WHAT TO WORK ON:
Render the rows as a numbered list, leaving out blank lines, starting at the first row and ending at the row that contains "legend-swatch-investing <box>320 720".

INPUT FOR THIS TASK:
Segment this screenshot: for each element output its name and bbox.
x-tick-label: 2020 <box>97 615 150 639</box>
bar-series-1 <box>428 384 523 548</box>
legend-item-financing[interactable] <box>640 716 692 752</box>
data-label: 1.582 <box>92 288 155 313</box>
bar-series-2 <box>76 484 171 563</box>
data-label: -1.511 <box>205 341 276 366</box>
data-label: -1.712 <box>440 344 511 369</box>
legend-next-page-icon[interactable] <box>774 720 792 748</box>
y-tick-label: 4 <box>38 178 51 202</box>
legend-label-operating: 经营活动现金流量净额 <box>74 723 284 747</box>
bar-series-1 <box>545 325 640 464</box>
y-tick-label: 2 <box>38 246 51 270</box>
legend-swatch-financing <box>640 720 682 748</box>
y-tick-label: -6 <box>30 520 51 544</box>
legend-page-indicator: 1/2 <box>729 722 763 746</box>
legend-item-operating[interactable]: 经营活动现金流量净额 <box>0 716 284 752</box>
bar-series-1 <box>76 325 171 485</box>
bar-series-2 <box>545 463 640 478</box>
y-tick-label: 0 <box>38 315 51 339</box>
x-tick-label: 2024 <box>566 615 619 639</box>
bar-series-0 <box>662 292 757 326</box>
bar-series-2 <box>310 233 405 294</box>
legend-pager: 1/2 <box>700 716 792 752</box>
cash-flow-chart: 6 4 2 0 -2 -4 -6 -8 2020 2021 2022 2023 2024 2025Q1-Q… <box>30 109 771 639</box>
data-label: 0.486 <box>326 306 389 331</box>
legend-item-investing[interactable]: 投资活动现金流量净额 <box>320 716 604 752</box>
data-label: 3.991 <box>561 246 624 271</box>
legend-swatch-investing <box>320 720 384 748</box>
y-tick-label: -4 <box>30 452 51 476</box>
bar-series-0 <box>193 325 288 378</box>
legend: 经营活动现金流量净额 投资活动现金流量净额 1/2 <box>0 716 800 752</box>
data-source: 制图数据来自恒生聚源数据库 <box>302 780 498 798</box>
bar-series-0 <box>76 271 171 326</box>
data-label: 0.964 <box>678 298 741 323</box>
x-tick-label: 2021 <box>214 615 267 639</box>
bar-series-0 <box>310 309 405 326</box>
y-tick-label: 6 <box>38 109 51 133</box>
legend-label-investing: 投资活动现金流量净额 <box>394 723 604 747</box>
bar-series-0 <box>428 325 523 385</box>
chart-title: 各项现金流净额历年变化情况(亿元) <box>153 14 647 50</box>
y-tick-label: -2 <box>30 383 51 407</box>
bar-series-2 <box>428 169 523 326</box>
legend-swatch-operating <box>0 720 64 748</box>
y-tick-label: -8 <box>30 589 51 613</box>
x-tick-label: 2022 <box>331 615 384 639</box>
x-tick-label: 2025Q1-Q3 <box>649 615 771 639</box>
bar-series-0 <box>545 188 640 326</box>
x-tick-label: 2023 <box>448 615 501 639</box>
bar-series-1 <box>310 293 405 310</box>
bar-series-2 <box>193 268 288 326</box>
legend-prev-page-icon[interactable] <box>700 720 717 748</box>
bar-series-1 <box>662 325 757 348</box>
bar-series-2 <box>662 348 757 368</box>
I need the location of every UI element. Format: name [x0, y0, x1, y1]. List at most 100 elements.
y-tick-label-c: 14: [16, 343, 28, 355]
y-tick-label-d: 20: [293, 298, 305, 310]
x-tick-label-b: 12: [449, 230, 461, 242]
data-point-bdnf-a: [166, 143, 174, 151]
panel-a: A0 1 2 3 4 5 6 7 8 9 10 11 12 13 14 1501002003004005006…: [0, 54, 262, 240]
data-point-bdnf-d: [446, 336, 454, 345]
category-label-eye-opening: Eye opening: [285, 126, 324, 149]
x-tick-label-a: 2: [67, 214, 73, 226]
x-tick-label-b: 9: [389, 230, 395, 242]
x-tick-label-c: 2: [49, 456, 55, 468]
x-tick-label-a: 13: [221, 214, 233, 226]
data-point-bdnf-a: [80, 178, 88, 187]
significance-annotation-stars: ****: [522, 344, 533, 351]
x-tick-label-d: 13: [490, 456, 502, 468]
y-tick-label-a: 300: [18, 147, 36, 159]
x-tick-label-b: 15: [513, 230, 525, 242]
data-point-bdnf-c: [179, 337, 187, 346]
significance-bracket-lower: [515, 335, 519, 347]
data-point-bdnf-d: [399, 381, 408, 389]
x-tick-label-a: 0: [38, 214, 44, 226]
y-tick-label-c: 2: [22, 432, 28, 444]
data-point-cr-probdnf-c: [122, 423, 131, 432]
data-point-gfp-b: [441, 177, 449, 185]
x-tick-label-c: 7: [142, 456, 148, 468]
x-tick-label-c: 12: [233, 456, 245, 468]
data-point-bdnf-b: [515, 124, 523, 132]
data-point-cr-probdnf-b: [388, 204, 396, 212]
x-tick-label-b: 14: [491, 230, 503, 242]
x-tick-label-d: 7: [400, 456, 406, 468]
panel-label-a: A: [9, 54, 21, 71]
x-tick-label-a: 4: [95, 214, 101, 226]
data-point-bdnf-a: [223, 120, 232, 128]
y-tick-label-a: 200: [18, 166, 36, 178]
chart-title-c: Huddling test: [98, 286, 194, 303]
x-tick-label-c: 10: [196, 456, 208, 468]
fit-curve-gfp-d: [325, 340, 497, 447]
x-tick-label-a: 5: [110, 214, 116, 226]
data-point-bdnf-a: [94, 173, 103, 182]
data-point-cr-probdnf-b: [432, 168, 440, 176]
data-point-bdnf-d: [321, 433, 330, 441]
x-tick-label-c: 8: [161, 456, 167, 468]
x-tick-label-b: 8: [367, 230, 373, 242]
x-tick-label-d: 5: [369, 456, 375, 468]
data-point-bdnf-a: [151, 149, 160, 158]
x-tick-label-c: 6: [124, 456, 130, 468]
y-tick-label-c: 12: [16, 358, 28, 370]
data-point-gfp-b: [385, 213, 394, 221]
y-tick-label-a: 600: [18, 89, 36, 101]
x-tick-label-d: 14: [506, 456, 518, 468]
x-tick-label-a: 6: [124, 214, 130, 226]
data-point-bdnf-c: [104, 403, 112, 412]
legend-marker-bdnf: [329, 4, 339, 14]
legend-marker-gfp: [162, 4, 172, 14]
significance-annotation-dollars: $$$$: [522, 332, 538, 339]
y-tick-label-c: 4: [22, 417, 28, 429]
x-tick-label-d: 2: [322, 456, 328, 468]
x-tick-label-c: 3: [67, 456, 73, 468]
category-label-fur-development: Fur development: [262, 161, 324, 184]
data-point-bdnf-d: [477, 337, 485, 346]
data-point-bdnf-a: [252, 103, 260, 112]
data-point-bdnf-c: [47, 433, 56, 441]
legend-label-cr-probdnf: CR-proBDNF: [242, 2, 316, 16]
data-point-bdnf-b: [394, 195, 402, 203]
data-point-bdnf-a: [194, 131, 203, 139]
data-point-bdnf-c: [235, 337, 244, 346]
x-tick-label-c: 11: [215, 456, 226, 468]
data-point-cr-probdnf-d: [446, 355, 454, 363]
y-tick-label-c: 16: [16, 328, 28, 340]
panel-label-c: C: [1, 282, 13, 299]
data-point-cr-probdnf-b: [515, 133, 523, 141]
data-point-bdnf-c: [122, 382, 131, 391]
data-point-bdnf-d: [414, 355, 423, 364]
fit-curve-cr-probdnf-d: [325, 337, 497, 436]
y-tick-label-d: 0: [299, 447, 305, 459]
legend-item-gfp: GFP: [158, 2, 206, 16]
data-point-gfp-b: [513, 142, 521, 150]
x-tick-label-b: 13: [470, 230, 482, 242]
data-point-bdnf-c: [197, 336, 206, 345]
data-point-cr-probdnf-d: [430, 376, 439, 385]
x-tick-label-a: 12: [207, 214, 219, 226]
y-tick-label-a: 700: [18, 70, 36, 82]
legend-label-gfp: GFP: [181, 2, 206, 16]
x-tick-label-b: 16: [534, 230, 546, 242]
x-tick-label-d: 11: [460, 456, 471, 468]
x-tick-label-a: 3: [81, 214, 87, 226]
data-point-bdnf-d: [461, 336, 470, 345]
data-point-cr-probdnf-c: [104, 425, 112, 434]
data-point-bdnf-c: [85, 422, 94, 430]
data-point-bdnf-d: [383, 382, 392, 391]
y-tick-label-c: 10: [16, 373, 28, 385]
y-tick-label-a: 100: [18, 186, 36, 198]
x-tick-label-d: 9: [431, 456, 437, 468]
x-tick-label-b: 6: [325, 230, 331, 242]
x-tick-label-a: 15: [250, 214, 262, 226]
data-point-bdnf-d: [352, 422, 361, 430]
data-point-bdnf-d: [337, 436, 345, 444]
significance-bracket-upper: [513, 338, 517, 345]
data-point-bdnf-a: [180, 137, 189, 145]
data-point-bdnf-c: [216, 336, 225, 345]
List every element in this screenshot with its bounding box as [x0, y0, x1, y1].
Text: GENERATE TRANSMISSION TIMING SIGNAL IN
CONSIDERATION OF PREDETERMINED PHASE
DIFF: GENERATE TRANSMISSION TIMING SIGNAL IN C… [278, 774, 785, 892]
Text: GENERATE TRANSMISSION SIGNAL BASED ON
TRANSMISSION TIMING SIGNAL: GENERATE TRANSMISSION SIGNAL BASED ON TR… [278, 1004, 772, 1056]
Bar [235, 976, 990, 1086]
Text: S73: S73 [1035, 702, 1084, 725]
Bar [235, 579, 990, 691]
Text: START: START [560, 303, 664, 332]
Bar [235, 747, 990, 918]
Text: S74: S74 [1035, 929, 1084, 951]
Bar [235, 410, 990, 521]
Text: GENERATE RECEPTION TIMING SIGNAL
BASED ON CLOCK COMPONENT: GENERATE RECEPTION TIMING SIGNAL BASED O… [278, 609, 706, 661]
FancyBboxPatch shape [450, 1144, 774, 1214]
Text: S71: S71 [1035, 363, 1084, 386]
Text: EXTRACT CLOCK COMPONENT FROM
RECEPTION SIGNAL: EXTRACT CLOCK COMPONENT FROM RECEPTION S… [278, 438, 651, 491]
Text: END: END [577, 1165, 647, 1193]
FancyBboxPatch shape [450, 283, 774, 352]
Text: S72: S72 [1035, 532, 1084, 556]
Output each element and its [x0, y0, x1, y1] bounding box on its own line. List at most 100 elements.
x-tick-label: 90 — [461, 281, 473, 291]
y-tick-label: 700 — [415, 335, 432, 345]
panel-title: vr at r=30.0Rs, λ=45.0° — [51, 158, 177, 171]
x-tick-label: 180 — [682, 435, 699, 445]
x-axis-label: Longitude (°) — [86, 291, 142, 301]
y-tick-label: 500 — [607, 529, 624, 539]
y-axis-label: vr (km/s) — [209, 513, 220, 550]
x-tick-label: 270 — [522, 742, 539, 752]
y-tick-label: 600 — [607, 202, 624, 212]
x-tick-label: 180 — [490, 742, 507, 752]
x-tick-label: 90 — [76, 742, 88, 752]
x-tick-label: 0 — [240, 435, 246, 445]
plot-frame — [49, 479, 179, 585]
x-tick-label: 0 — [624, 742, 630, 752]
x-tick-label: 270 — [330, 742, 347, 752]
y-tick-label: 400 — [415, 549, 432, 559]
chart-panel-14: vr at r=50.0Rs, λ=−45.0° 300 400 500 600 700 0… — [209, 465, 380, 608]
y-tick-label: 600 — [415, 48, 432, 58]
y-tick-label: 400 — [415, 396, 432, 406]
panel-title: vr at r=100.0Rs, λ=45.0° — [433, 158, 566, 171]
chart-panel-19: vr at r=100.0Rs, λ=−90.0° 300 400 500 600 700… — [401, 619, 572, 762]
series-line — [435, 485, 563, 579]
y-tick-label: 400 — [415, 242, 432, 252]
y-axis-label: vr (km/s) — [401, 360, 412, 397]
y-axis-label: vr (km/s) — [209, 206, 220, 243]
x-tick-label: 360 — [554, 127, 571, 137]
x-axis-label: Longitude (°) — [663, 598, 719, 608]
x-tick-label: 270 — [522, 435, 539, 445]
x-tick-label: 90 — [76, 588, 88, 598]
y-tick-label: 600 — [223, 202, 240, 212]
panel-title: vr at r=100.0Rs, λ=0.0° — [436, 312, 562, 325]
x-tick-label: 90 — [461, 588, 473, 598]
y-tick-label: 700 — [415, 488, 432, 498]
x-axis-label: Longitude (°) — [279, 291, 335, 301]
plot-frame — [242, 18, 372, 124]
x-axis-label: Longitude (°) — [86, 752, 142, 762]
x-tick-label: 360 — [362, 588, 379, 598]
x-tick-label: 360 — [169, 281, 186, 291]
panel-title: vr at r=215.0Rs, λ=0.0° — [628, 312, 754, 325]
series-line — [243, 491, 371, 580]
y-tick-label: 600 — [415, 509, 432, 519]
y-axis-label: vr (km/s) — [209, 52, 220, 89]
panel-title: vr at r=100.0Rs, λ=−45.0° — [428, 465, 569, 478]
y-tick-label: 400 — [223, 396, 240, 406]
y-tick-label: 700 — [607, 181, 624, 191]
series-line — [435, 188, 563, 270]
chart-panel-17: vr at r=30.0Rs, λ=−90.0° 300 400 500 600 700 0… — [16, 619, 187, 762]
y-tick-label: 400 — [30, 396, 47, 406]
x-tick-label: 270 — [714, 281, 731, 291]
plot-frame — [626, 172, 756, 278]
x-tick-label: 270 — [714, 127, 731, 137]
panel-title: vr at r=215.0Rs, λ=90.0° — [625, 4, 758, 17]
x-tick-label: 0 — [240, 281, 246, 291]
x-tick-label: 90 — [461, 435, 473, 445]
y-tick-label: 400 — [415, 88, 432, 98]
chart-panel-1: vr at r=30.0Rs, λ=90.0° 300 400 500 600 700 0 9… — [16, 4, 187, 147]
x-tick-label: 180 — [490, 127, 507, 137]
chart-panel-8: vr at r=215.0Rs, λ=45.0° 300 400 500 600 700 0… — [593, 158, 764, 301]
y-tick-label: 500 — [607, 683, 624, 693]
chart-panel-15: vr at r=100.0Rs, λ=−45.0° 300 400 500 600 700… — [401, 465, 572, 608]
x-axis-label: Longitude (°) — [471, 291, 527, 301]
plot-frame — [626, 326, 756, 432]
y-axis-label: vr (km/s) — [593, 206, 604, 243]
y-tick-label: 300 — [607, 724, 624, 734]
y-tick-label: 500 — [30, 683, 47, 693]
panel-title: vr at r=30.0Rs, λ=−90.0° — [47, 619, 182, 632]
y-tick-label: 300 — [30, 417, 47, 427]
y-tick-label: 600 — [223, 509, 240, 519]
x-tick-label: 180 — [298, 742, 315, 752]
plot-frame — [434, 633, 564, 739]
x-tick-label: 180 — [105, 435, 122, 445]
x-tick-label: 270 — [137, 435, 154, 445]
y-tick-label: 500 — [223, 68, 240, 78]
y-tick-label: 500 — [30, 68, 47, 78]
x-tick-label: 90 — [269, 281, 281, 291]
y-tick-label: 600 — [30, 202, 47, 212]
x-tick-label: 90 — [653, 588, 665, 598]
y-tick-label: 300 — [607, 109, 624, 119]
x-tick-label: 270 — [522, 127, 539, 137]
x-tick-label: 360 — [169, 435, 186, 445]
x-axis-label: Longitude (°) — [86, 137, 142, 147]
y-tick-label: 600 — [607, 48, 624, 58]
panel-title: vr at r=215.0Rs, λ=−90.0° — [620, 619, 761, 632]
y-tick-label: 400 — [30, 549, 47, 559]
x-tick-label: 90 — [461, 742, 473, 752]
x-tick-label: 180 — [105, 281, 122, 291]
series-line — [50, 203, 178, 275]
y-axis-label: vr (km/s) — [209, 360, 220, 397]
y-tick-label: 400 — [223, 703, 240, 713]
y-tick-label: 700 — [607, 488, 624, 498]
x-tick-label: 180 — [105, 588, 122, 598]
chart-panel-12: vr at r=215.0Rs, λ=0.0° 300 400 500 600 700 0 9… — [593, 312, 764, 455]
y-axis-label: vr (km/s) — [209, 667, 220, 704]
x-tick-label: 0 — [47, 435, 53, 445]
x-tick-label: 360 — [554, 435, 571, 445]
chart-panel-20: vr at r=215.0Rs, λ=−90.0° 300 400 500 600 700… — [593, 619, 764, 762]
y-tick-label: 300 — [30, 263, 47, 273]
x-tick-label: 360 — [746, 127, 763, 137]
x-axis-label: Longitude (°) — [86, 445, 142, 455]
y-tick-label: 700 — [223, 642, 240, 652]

OUTPUT OF THE TASK:
1. Segment this screenshot: for each element output its name and bbox.
2. x-tick-label: 2020 <box>97 615 150 639</box>
3. bar-series-1 <box>428 384 523 548</box>
4. legend-item-financing[interactable] <box>640 716 692 752</box>
5. data-label: 1.582 <box>92 288 155 313</box>
6. bar-series-2 <box>76 484 171 563</box>
7. data-label: -1.511 <box>205 341 276 366</box>
8. data-label: -1.712 <box>440 344 511 369</box>
9. legend-next-page-icon[interactable] <box>774 720 792 748</box>
10. y-tick-label: 4 <box>38 178 51 202</box>
11. legend-label-operating: 经营活动现金流量净额 <box>74 723 284 747</box>
12. bar-series-1 <box>545 325 640 464</box>
13. y-tick-label: 2 <box>38 246 51 270</box>
14. legend-swatch-financing <box>640 720 682 748</box>
15. y-tick-label: -6 <box>30 520 51 544</box>
16. legend-page-indicator: 1/2 <box>729 722 763 746</box>
17. legend-item-operating[interactable]: 经营活动现金流量净额 <box>0 716 284 752</box>
18. bar-series-1 <box>76 325 171 485</box>
19. bar-series-2 <box>545 463 640 478</box>
20. y-tick-label: 0 <box>38 315 51 339</box>
21. x-tick-label: 2024 <box>566 615 619 639</box>
22. bar-series-0 <box>662 292 757 326</box>
23. bar-series-2 <box>310 233 405 294</box>
24. legend-pager: 1/2 <box>700 716 792 752</box>
25. cash-flow-chart: 6 4 2 0 -2 -4 -6 -8 2020 2021 2022 2023 2024 2025Q1-Q… <box>30 109 771 639</box>
26. data-label: 0.486 <box>326 306 389 331</box>
27. legend-item-investing[interactable]: 投资活动现金流量净额 <box>320 716 604 752</box>
28. data-label: 3.991 <box>561 246 624 271</box>
29. legend-swatch-investing <box>320 720 384 748</box>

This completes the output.